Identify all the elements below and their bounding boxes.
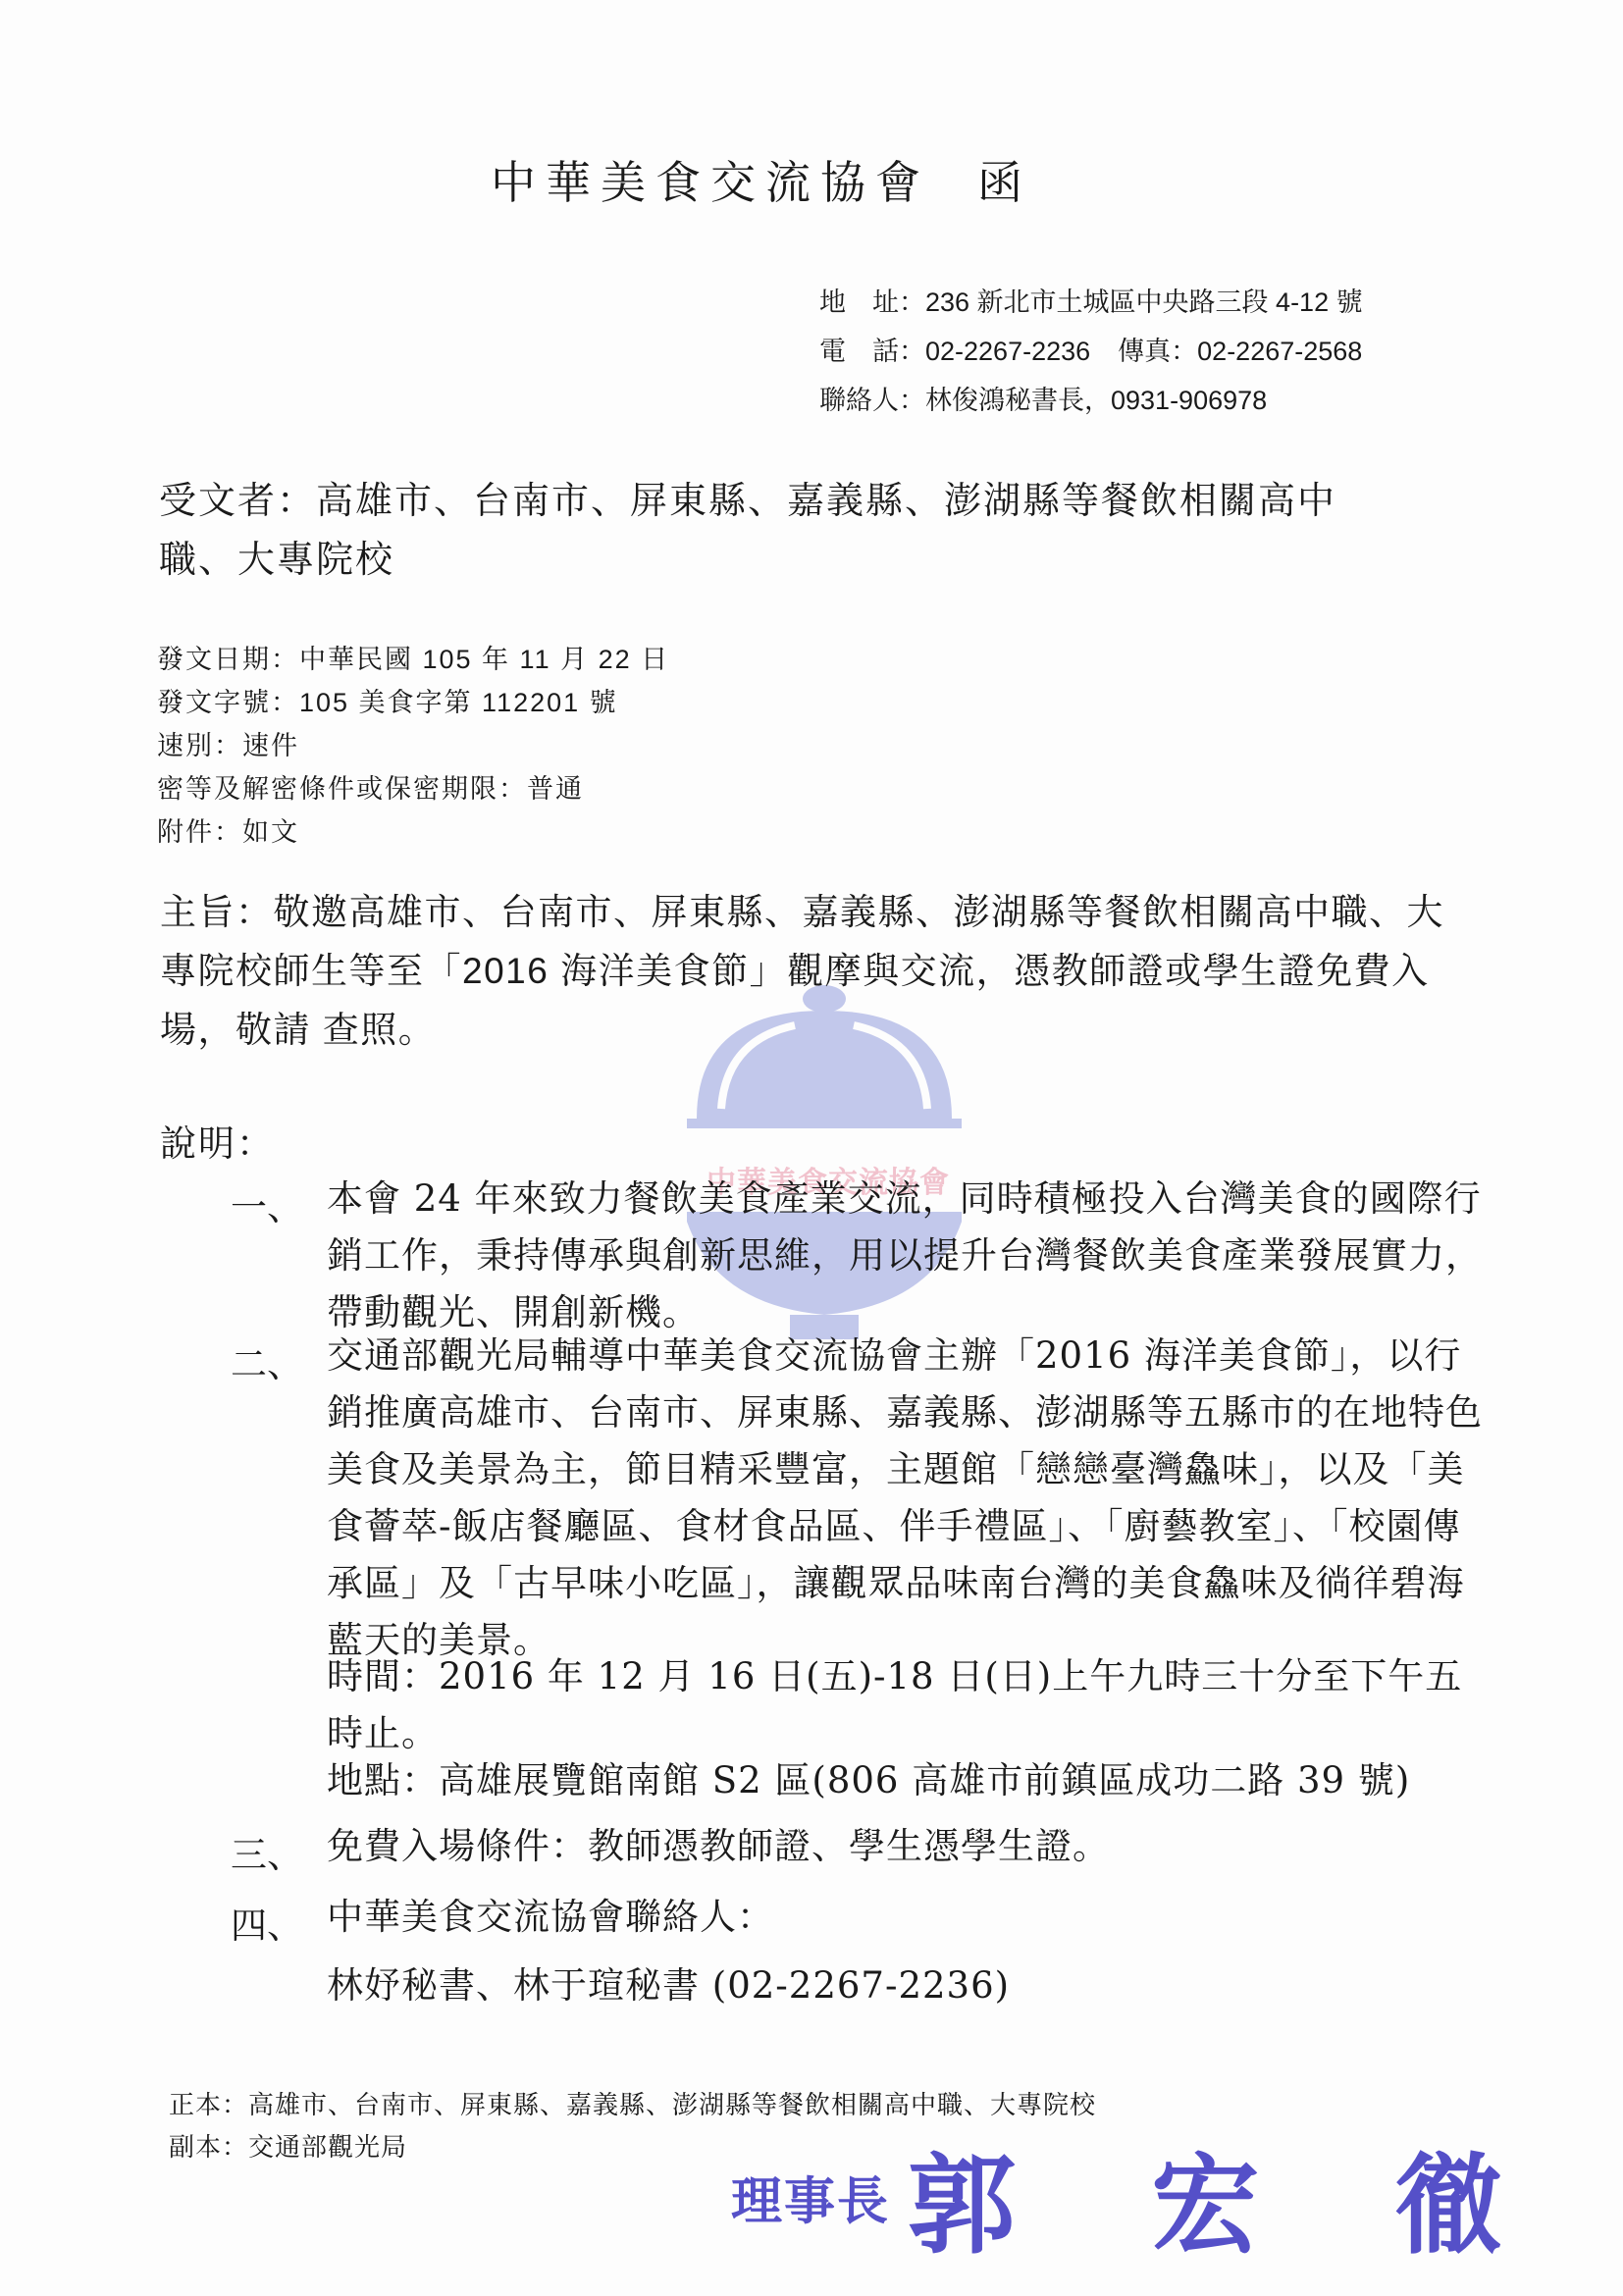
copy-value: 交通部觀光局	[248, 2133, 407, 2163]
phone-value: 02-2267-2236	[925, 337, 1090, 366]
contact-persons: 林妤秘書、林于瑄秘書 (02-2267-2236)	[327, 1957, 1485, 2014]
explanation-item-4: 中華美食交流協會聯絡人：	[327, 1889, 1485, 1946]
meta-classification: 密等及解密條件或保密期限：普通	[157, 767, 584, 806]
explanation-item-1: 本會 24 年來致力餐飲美食產業交流，同時積極投入台灣美食的國際行銷工作，秉持傳…	[327, 1171, 1485, 1341]
subject-text: 敬邀高雄市、台南市、屏東縣、嘉義縣、澎湖縣等餐飲相關高中職、大專院校師生等至「2…	[160, 892, 1444, 1050]
meta-value: 普通	[527, 774, 584, 805]
org-name: 中華美食交流協會	[491, 156, 930, 209]
item-number: 三、	[231, 1825, 303, 1878]
meta-label: 發文日期：	[157, 645, 299, 675]
item-number: 二、	[231, 1334, 303, 1387]
phone-line: 電 話：02-2267-2236傳真：02-2267-2568	[819, 330, 1362, 368]
meta-label: 附件：	[157, 817, 242, 848]
item-number: 一、	[231, 1177, 303, 1230]
explanation-item-3: 免費入場條件：教師憑教師證、學生憑學生證。	[327, 1818, 1485, 1875]
explanation-item-2: 交通部觀光局輔導中華美食交流協會主辦「2016 海洋美食節」，以行銷推廣高雄市、…	[327, 1328, 1485, 1669]
copy-recipients: 副本：交通部觀光局	[169, 2127, 407, 2164]
address-label: 地 址：	[819, 287, 925, 318]
original-recipients: 正本：高雄市、台南市、屏東縣、嘉義縣、澎湖縣等餐飲相關高中職、大專院校	[169, 2085, 1096, 2121]
phone-label: 電 話：	[819, 337, 925, 367]
contact-label: 聯絡人：	[819, 386, 925, 416]
meta-value: 中華民國 105 年 11 月 22 日	[299, 645, 669, 674]
signature-stamp: 理事長郭 宏 徹	[731, 2119, 1552, 2274]
original-value: 高雄市、台南市、屏東縣、嘉義縣、澎湖縣等餐飲相關高中職、大專院校	[248, 2091, 1096, 2120]
meta-label: 密等及解密條件或保密期限：	[157, 774, 527, 805]
doc-type: 函	[977, 156, 1032, 209]
recipient: 受文者：高雄市、台南市、屏東縣、嘉義縣、澎湖縣等餐飲相關高中 職、大專院校	[159, 471, 1336, 589]
meta-label: 發文字號：	[157, 688, 299, 718]
contact-value: 林俊鴻秘書長，0931-906978	[925, 386, 1267, 415]
address-value: 236 新北市土城區中央路三段 4-12 號	[925, 287, 1363, 317]
recipient-line1: 高雄市、台南市、屏東縣、嘉義縣、澎湖縣等餐飲相關高中	[316, 479, 1336, 522]
subject: 主旨：敬邀高雄市、台南市、屏東縣、嘉義縣、澎湖縣等餐飲相關高中職、大專院校師生等…	[160, 883, 1475, 1060]
meta-speed: 速別：速件	[157, 724, 299, 762]
fax-label: 傳真：	[1118, 337, 1197, 367]
copy-label: 副本：	[169, 2133, 248, 2163]
recipient-label: 受文者：	[159, 479, 316, 522]
explanation-heading: 說明：	[160, 1114, 275, 1167]
meta-doc-number: 發文字號：105 美食字第 112201 號	[157, 681, 618, 719]
meta-attachment: 附件：如文	[157, 810, 299, 849]
signature-title: 理事長	[731, 2172, 890, 2232]
event-place: 地點：高雄展覽館南館 S2 區(806 高雄市前鎮區成功二路 39 號)	[327, 1752, 1485, 1809]
document-title: 中華美食交流協會函	[491, 147, 1032, 212]
address-line: 地 址：236 新北市土城區中央路三段 4-12 號	[819, 281, 1363, 319]
fax-value: 02-2267-2568	[1197, 337, 1362, 366]
signature-name: 郭 宏 徹	[908, 2142, 1552, 2269]
original-label: 正本：	[169, 2091, 248, 2120]
event-time: 時間：2016 年 12 月 16 日(五)-18 日(日)上午九時三十分至下午…	[327, 1648, 1485, 1762]
meta-label: 速別：	[157, 731, 242, 761]
meta-value: 105 美食字第 112201 號	[299, 688, 618, 717]
item-number: 四、	[231, 1896, 303, 1949]
meta-value: 如文	[242, 817, 299, 848]
recipient-line2: 職、大專院校	[159, 530, 1336, 589]
contact-line: 聯絡人：林俊鴻秘書長，0931-906978	[819, 379, 1267, 417]
subject-label: 主旨：	[160, 891, 274, 933]
meta-date: 發文日期：中華民國 105 年 11 月 22 日	[157, 638, 669, 676]
meta-value: 速件	[242, 731, 299, 761]
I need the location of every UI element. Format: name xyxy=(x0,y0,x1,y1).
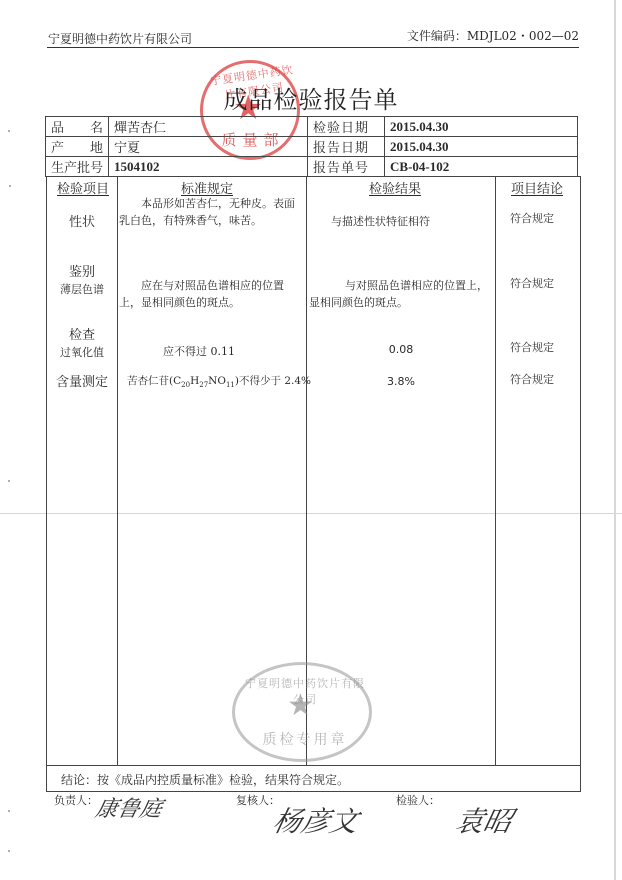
inspect-date: 2015.04.30 xyxy=(385,117,578,137)
scan-speck xyxy=(8,850,10,852)
row-conclusion: 符合规定 xyxy=(510,210,554,227)
column-header-item: 检验项目 xyxy=(57,178,109,197)
standard-suffix: 不得少于 2.4% xyxy=(239,375,311,387)
stamp-dept-text: 质检专用章 xyxy=(255,729,355,749)
row-conclusion: 符合规定 xyxy=(510,371,554,388)
file-code-label: 文件编码： xyxy=(407,29,467,43)
info-table: 品 名 燀苦杏仁 检验日期 2015.04.30 产 地 宁夏 报告日期 201… xyxy=(45,116,578,177)
row-conclusion: 符合规定 xyxy=(510,275,554,292)
row-standard: 本品形如苦杏仁，无种皮。表面乳白色，有特殊香气，味苦。 xyxy=(119,195,303,229)
info-row: 生产批号 1504102 报告单号 CB-04-102 xyxy=(46,157,578,177)
row-item: 检查 xyxy=(47,327,117,344)
row-sub-item: 薄层色谱 xyxy=(47,281,117,298)
scan-speck xyxy=(8,130,10,132)
inspect-date-label: 检验日期 xyxy=(308,117,385,137)
batch-label: 生产批号 xyxy=(46,157,109,177)
report-date-label: 报告日期 xyxy=(308,137,385,157)
conclusion-row: 结论：按《成品内控质量标准》检验，结果符合规定。 xyxy=(46,765,581,792)
row-conclusion: 符合规定 xyxy=(510,339,554,356)
qc-stamp: 宁夏明德中药饮片有限公司 ★ 质检专用章 xyxy=(232,662,372,762)
responsible-signature: 康鲁庭 xyxy=(93,792,166,823)
standard-prefix: 苦杏仁苷 xyxy=(127,375,169,387)
column-divider xyxy=(117,177,118,765)
batch-number: 1504102 xyxy=(109,157,308,177)
scan-speck xyxy=(8,480,10,482)
file-code: 文件编码：MDJL02・002—02 xyxy=(407,27,579,44)
column-divider xyxy=(495,177,496,765)
info-row: 品 名 燀苦杏仁 检验日期 2015.04.30 xyxy=(46,117,578,137)
star-icon: ★ xyxy=(287,691,314,721)
row-standard: 苦杏仁苷(C20H27NO11)不得少于 2.4% xyxy=(127,373,311,394)
row-item: 含量测定 xyxy=(47,374,117,391)
origin-label: 产 地 xyxy=(46,137,109,157)
row-sub-item: 过氧化值 xyxy=(47,344,117,361)
row-result: 与描述性状特征相符 xyxy=(331,213,491,230)
report-date: 2015.04.30 xyxy=(385,137,578,157)
chemical-formula: C20H27NO11 xyxy=(173,375,235,387)
report-number: CB-04-102 xyxy=(385,157,578,177)
inspector-signature: 袁昭 xyxy=(452,800,517,840)
row-result: 0.08 xyxy=(309,341,493,358)
reviewer-signature: 杨彦文 xyxy=(270,800,363,840)
product-name: 燀苦杏仁 xyxy=(109,117,308,137)
inspector-label: 检验人： xyxy=(396,792,440,808)
scan-speck xyxy=(8,810,10,812)
header-rule xyxy=(47,47,579,48)
scan-speck xyxy=(9,185,11,187)
reviewer-label: 复核人： xyxy=(236,792,280,808)
column-header-result: 检验结果 xyxy=(369,178,421,197)
page-title: 成品检验报告单 xyxy=(0,80,622,115)
page-edge-line xyxy=(614,0,616,880)
conclusion-text: 结论：按《成品内控质量标准》检验，结果符合规定。 xyxy=(61,771,349,788)
row-item: 性状 xyxy=(47,214,117,231)
responsible-label: 负责人： xyxy=(54,792,98,808)
file-code-value: MDJL02・002—02 xyxy=(467,29,579,43)
row-standard: 应在与对照品色谱相应的位置上，显相同颜色的斑点。 xyxy=(119,277,303,311)
row-standard: 应不得过 0.11 xyxy=(163,343,235,360)
company-name: 宁夏明德中药饮片有限公司 xyxy=(48,30,192,47)
row-result: 3.8% xyxy=(309,373,493,390)
product-name-label: 品 名 xyxy=(46,117,109,137)
row-result: 与对照品色谱相应的位置上，显相同颜色的斑点。 xyxy=(309,277,493,311)
report-no-label: 报告单号 xyxy=(308,157,385,177)
column-header-conclusion: 项目结论 xyxy=(511,178,563,197)
row-item: 鉴别 xyxy=(47,264,117,281)
origin: 宁夏 xyxy=(109,137,308,157)
info-row: 产 地 宁夏 报告日期 2015.04.30 xyxy=(46,137,578,157)
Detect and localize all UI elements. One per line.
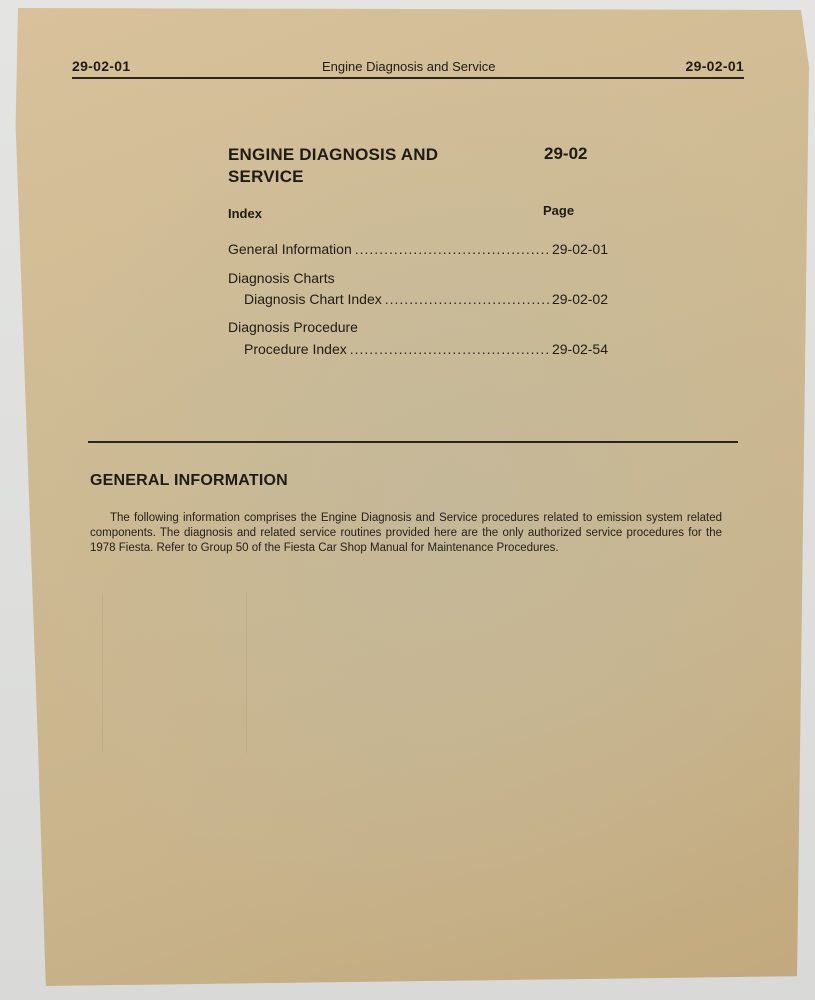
toc-entry-label: Procedure Index xyxy=(244,341,347,357)
header-page-number-left: 29-02-01 xyxy=(72,58,130,74)
header-page-number-right: 29-02-01 xyxy=(686,58,744,74)
header-title: Engine Diagnosis and Service xyxy=(322,59,495,74)
toc-entry-label: General Information xyxy=(228,241,352,257)
dot-leader xyxy=(385,291,549,307)
toc-group-diagnosis-charts: Diagnosis Charts xyxy=(228,270,335,286)
toc-entry-page: 29-02-54 xyxy=(552,341,608,357)
toc-entry-page: 29-02-01 xyxy=(552,241,608,257)
general-information-body: The following information comprises the … xyxy=(90,511,722,556)
toc-entry-label: Diagnosis Chart Index xyxy=(244,291,382,307)
toc-entry-diagnosis-chart-index[interactable]: Diagnosis Chart Index 29-02-02 xyxy=(244,291,608,307)
bleed-through-rule xyxy=(102,593,103,753)
section-title-line-2: SERVICE xyxy=(228,166,488,188)
dot-leader xyxy=(350,341,549,357)
toc-group-diagnosis-procedure: Diagnosis Procedure xyxy=(228,319,358,335)
section-number: 29-02 xyxy=(544,144,587,164)
bleed-through-rule xyxy=(246,593,247,753)
general-information-heading: GENERAL INFORMATION xyxy=(90,472,288,490)
toc-entry-procedure-index[interactable]: Procedure Index 29-02-54 xyxy=(244,341,608,357)
header-divider xyxy=(72,77,744,79)
index-column-label: Index xyxy=(228,206,262,221)
toc-entry-page: 29-02-02 xyxy=(552,291,608,307)
section-divider xyxy=(88,441,738,443)
page-column-label: Page xyxy=(543,203,574,218)
toc-entry-general-information[interactable]: General Information 29-02-01 xyxy=(228,241,608,257)
section-title-line-1: ENGINE DIAGNOSIS AND xyxy=(228,144,488,166)
section-title: ENGINE DIAGNOSIS AND SERVICE xyxy=(228,144,488,188)
dot-leader xyxy=(355,241,549,257)
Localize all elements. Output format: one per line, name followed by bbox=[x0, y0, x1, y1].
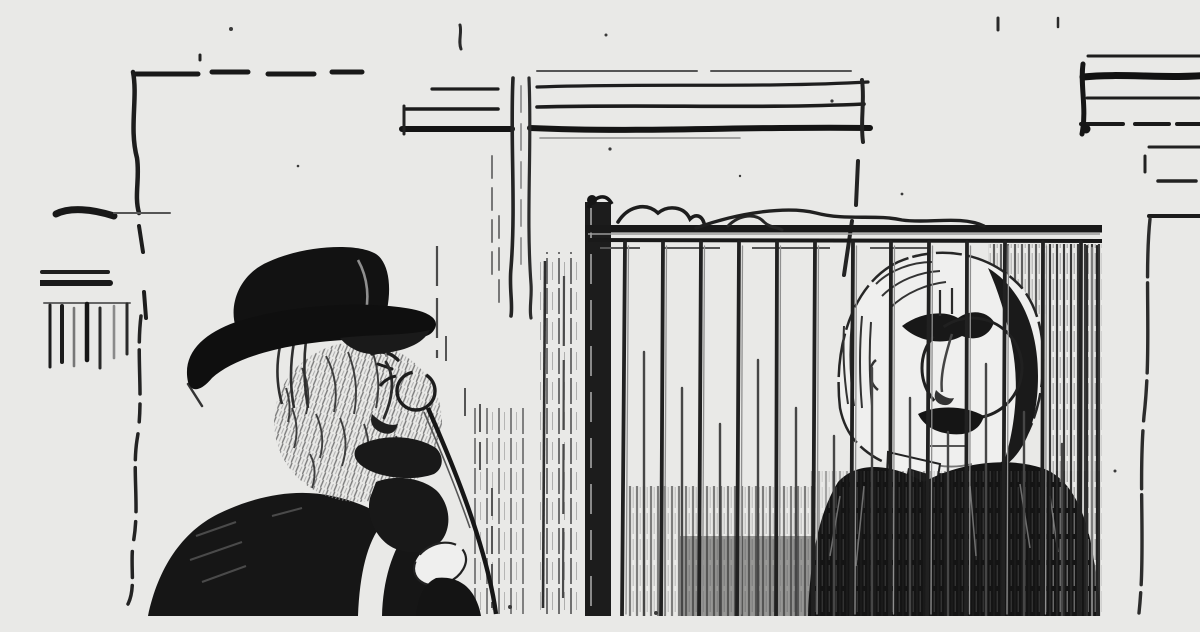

========================

What to do:
Please count the lines in the records above that contain the string "column", and give only the number.

Response below:
7